● Directions
Where the word "收到消息" occurs in a line, return that line.

━━━━━ Supplied information ━━━━━

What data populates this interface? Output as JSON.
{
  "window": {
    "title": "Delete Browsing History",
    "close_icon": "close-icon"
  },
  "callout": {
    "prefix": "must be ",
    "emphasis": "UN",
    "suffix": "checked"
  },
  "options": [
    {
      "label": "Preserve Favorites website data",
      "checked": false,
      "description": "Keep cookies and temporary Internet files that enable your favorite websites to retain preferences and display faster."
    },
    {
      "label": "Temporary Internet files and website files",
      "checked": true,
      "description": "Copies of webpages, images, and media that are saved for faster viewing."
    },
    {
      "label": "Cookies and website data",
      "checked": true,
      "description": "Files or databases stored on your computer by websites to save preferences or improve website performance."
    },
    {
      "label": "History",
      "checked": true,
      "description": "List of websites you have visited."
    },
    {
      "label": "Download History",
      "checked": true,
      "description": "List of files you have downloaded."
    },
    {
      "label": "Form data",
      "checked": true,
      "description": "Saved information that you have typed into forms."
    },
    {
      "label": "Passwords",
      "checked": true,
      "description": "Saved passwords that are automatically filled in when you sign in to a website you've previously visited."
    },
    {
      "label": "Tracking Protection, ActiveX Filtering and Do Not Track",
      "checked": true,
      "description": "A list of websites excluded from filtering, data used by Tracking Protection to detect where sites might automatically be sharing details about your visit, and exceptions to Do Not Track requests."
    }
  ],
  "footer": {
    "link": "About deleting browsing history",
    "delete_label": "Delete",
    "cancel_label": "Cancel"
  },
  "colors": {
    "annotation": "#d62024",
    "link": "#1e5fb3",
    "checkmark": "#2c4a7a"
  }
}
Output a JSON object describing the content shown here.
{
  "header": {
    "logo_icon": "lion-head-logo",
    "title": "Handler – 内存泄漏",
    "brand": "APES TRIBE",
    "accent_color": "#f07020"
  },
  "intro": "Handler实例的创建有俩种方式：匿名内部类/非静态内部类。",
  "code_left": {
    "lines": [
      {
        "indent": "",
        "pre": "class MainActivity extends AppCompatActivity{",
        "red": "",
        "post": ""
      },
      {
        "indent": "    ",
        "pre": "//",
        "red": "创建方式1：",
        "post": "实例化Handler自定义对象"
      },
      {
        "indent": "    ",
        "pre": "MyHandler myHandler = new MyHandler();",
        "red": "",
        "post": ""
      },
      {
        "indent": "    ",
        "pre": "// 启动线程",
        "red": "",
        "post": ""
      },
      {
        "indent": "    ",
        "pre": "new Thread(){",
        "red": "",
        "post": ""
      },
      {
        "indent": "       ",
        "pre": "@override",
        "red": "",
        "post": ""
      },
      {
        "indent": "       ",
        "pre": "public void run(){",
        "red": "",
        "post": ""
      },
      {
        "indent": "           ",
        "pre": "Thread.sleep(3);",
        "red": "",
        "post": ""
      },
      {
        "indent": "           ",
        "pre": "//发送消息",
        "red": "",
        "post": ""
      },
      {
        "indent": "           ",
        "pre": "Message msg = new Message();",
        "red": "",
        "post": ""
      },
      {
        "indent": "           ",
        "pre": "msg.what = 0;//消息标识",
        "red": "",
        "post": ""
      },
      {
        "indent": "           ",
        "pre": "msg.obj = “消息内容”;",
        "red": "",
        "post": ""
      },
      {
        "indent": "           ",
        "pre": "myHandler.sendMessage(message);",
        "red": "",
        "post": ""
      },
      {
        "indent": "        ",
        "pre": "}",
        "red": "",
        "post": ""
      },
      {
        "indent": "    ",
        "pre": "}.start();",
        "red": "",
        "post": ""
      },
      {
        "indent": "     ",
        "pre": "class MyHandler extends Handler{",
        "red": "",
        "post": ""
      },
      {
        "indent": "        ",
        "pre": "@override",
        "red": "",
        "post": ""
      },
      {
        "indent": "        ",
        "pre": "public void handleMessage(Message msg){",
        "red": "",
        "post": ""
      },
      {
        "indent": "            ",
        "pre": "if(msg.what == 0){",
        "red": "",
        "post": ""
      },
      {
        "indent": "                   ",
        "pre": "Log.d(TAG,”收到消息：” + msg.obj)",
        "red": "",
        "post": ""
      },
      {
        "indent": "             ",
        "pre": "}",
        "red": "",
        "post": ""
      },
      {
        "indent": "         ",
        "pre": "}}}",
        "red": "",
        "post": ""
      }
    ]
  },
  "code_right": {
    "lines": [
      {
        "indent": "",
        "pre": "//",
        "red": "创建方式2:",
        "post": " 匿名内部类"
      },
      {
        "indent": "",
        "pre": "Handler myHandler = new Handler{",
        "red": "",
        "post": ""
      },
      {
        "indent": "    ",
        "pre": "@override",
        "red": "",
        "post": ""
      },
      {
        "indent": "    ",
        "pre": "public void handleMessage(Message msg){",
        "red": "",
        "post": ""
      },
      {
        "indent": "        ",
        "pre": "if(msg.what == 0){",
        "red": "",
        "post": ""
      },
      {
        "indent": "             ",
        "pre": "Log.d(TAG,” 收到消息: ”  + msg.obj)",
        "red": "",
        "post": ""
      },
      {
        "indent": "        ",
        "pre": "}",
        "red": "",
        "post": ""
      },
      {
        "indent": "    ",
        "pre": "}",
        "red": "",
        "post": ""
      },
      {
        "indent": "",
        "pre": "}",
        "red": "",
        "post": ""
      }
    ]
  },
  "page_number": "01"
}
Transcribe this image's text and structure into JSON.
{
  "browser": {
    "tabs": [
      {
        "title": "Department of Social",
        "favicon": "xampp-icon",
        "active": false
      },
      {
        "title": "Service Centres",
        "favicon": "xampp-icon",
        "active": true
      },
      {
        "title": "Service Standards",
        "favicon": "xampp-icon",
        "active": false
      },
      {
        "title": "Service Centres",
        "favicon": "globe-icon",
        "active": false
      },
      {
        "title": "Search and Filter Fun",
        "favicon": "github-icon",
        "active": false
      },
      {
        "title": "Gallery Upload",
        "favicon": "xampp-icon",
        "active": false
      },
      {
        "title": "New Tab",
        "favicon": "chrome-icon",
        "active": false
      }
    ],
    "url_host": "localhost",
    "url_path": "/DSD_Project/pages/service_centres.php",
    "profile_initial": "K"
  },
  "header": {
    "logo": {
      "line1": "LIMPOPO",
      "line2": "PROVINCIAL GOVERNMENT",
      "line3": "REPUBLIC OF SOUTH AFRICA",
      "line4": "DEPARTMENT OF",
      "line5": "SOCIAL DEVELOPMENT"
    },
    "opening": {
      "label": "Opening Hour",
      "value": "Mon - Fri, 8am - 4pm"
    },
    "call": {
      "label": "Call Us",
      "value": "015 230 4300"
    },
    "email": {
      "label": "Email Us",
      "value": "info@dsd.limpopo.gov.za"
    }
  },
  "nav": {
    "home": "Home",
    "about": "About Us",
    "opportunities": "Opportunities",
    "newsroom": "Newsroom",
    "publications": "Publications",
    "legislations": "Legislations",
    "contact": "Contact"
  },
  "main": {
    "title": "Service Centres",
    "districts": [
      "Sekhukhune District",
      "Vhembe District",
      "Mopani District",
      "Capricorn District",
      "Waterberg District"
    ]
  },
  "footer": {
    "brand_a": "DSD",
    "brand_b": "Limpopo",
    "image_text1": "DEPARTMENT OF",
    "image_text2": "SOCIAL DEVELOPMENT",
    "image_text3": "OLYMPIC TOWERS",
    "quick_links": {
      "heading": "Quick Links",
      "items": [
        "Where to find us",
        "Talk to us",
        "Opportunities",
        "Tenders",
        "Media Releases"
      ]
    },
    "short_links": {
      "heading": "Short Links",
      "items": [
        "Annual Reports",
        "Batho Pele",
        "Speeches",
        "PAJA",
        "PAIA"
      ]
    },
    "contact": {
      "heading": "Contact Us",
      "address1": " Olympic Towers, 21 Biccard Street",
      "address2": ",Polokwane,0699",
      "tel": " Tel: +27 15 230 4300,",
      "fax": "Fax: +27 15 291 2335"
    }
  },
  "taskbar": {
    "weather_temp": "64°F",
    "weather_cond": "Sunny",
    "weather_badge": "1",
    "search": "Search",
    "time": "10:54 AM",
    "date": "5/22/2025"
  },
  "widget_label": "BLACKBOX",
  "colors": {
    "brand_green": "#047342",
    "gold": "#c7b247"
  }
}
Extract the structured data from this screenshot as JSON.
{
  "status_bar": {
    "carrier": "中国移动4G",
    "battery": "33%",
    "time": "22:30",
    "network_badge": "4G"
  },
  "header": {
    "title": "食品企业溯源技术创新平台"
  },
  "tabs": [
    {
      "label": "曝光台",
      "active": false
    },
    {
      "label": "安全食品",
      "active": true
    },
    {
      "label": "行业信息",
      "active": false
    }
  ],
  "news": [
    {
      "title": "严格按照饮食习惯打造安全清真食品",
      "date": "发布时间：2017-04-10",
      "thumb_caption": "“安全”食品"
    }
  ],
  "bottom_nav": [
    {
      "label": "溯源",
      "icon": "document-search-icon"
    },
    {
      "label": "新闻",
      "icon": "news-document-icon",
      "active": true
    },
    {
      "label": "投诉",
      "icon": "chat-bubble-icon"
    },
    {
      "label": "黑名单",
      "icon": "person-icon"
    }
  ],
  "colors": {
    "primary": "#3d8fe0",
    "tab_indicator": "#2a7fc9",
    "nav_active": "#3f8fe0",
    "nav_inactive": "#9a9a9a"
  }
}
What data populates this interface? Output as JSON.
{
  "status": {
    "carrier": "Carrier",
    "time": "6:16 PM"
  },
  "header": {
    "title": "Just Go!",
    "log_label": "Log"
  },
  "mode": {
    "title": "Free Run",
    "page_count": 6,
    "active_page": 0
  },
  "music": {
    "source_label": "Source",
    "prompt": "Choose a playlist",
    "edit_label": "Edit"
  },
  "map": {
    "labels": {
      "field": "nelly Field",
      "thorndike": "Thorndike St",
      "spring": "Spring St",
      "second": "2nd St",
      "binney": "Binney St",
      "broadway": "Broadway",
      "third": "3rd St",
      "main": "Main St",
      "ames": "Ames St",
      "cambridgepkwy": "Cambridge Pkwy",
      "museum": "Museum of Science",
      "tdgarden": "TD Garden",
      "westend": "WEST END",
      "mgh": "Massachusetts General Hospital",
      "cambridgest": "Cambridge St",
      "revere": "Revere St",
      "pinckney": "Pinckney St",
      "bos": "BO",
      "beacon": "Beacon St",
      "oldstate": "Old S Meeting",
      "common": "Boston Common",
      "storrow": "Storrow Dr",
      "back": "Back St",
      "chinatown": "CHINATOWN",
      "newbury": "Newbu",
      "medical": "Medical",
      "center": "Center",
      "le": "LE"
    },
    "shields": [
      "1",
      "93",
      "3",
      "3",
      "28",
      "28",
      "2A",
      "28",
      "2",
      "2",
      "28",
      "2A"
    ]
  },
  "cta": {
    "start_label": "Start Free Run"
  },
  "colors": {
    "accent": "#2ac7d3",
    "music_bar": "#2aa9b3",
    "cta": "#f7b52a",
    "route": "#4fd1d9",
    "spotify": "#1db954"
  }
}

━━━━━

● Answer below
        "pre": "Log.d(TAG,”收到消息：” + msg.obj)",
        "pre": "Log.d(TAG,” 收到消息: ”  + msg.obj)",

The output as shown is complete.